**TASK DIRECTIONS:**
Extract every line of the material that holds the string "Open".

Structured figure records

________

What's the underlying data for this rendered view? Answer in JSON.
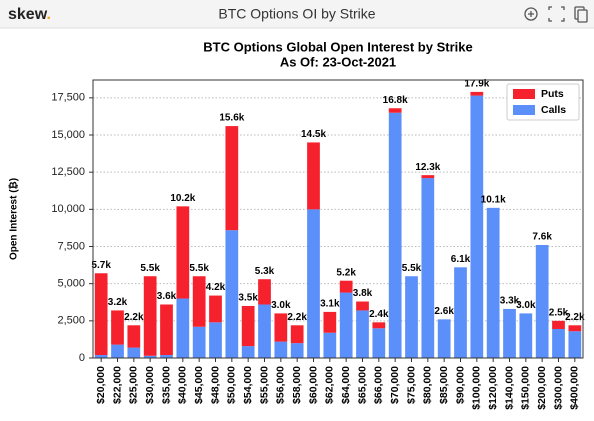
{
  "header": {
    "logo": "skew",
    "logo_dot": ".",
    "title": "BTC Options OI by Strike"
  },
  "chart_data": {
    "type": "stacked_bar",
    "title": "BTC Options Global Open Interest by Strike",
    "subtitle": "As Of: 23-Oct-2021",
    "y_label": "Open Interest (₿)",
    "categories": [
      "$20,000",
      "$22,000",
      "$25,000",
      "$30,000",
      "$35,000",
      "$40,000",
      "$45,000",
      "$48,000",
      "$50,000",
      "$54,000",
      "$55,000",
      "$56,000",
      "$58,000",
      "$60,000",
      "$62,000",
      "$64,000",
      "$65,000",
      "$66,000",
      "$70,000",
      "$75,000",
      "$80,000",
      "$85,000",
      "$90,000",
      "$100,000",
      "$120,000",
      "$140,000",
      "$150,000",
      "$200,000",
      "$300,000",
      "$400,000"
    ],
    "series": [
      {
        "name": "Calls",
        "color": "#5b8ff9",
        "values": [
          200,
          900,
          700,
          150,
          200,
          4000,
          2100,
          2400,
          8600,
          800,
          3600,
          1100,
          1000,
          10000,
          1700,
          4400,
          3200,
          2000,
          16500,
          5500,
          12100,
          2600,
          6100,
          17650,
          10100,
          3300,
          3000,
          7600,
          1950,
          1800
        ]
      },
      {
        "name": "Puts",
        "color": "#f5222d",
        "values": [
          5500,
          2300,
          1500,
          5350,
          3400,
          6200,
          3400,
          1800,
          7000,
          2700,
          1700,
          1900,
          1200,
          4500,
          1400,
          800,
          600,
          400,
          300,
          0,
          200,
          0,
          0,
          250,
          0,
          0,
          0,
          0,
          550,
          400
        ]
      }
    ],
    "totals": {
      "values": [
        5700,
        3200,
        2200,
        5500,
        3600,
        10200,
        5500,
        4200,
        15600,
        3500,
        5300,
        3000,
        2200,
        14500,
        3100,
        5200,
        3800,
        2400,
        16800,
        5500,
        12300,
        2600,
        6100,
        17900,
        10100,
        3300,
        3000,
        7600,
        2500,
        2200
      ],
      "value_labels": [
        "5.7k",
        "3.2k",
        "2.2k",
        "5.5k",
        "3.6k",
        "10.2k",
        "5.5k",
        "4.2k",
        "15.6k",
        "3.5k",
        "5.3k",
        "3.0k",
        "2.2k",
        "14.5k",
        "3.1k",
        "5.2k",
        "3.8k",
        "2.4k",
        "16.8k",
        "5.5k",
        "12.3k",
        "2.6k",
        "6.1k",
        "17.9k",
        "10.1k",
        "3.3k",
        "3.0k",
        "7.6k",
        "2.5k",
        "2.2k"
      ]
    },
    "ylim": [
      0,
      18700
    ],
    "yticks": [
      0,
      {
        "value": 2500,
        "label": "2,500"
      },
      {
        "value": 5000,
        "label": "5,000"
      },
      {
        "value": 7500,
        "label": "7,500"
      },
      {
        "value": 10000,
        "label": "10,000"
      },
      {
        "value": 12500,
        "label": "12,500"
      },
      {
        "value": 15000,
        "label": "15,000"
      },
      {
        "value": 17500,
        "label": "17,500"
      }
    ],
    "grid": true,
    "legend": "upper right"
  }
}
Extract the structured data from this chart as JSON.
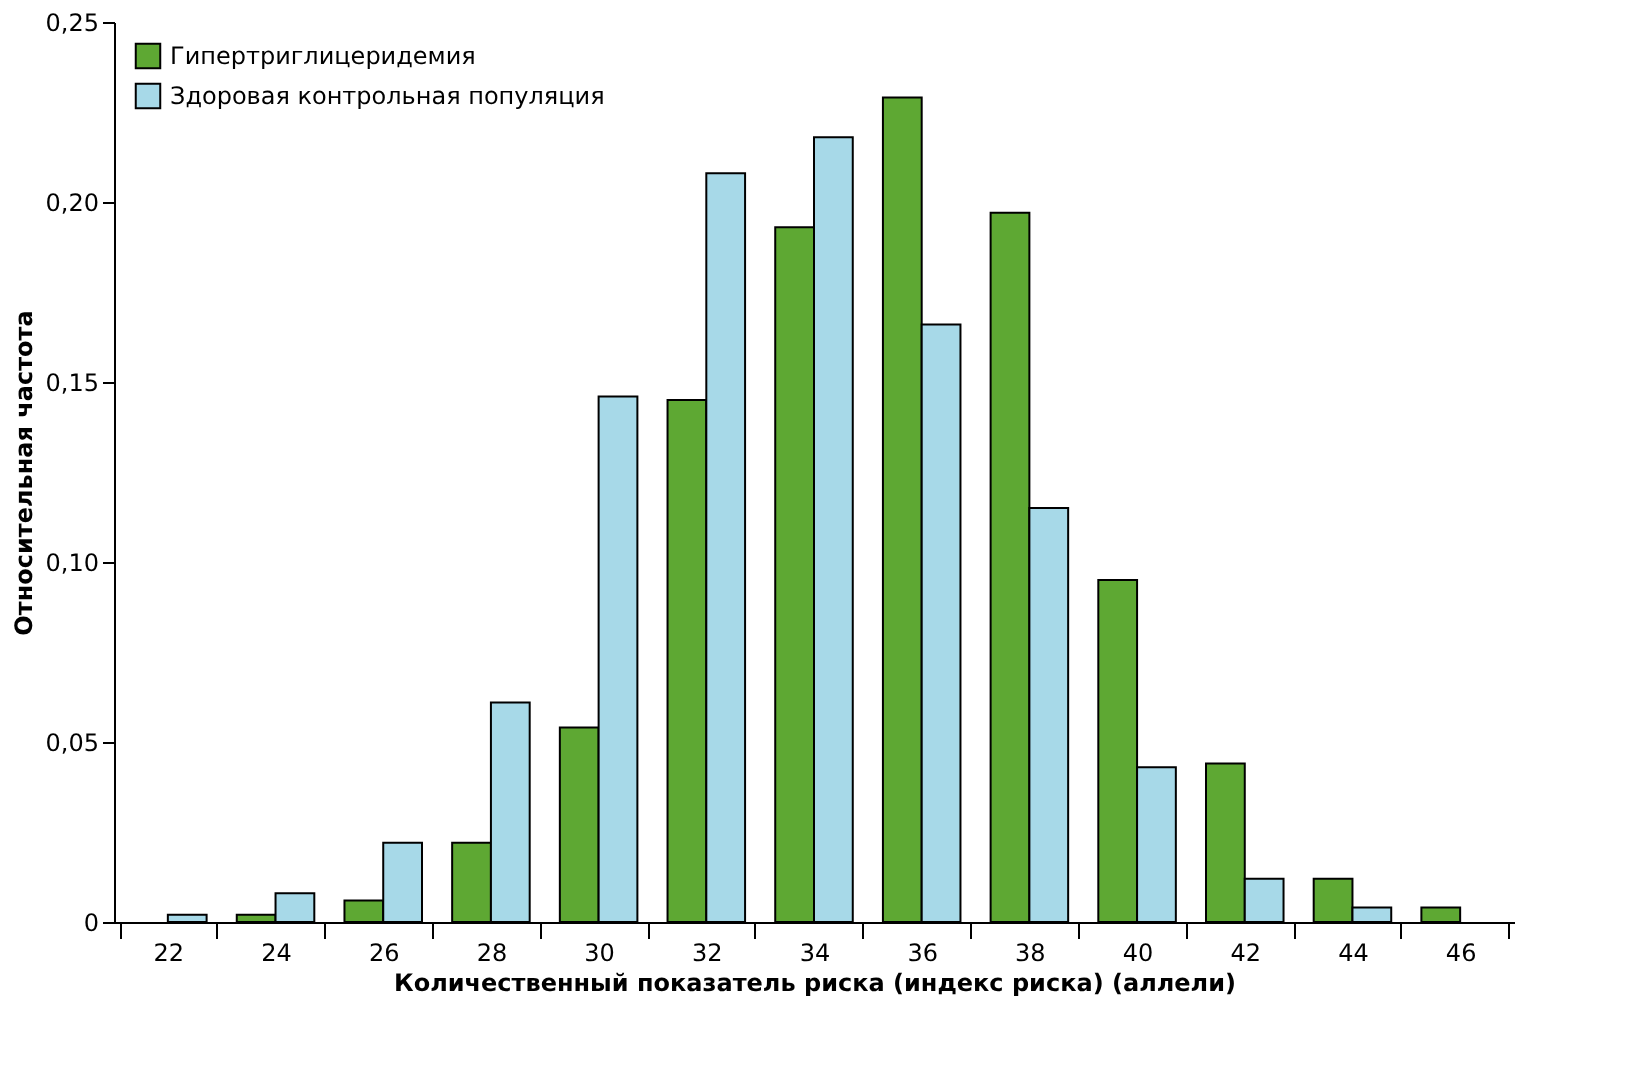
{
  "chart_data": {
    "type": "bar",
    "xlabel": "Количественный показатель риска (индекс риска) (аллели)",
    "ylabel": "Относительная частота",
    "categories": [
      "22",
      "24",
      "26",
      "28",
      "30",
      "32",
      "34",
      "36",
      "38",
      "40",
      "42",
      "44",
      "46"
    ],
    "series": [
      {
        "name": "Гипертриглицеридемия",
        "color": "#5ea833",
        "values": [
          null,
          0.002,
          0.006,
          0.022,
          0.054,
          0.145,
          0.193,
          0.229,
          0.197,
          0.095,
          0.044,
          0.012,
          0.004
        ]
      },
      {
        "name": "Здоровая контрольная популяция",
        "color": "#a7d9e8",
        "values": [
          0.002,
          0.008,
          0.022,
          0.061,
          0.146,
          0.208,
          0.218,
          0.166,
          0.115,
          0.043,
          0.012,
          0.004,
          null
        ]
      }
    ],
    "ylim": [
      0,
      0.25
    ],
    "yticks": [
      0,
      {
        "value": 0.05,
        "label": "0,05"
      },
      {
        "value": 0.1,
        "label": "0,10"
      },
      {
        "value": 0.15,
        "label": "0,15"
      },
      {
        "value": 0.2,
        "label": "0,20"
      },
      {
        "value": 0.25,
        "label": "0,25"
      }
    ],
    "grid": false,
    "legend": "top left"
  }
}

________

**THE COMPLETED TASK:**
    "title": "BTC Options Global Open Interest by Strike",
    "y_label": "Open Interest (₿)",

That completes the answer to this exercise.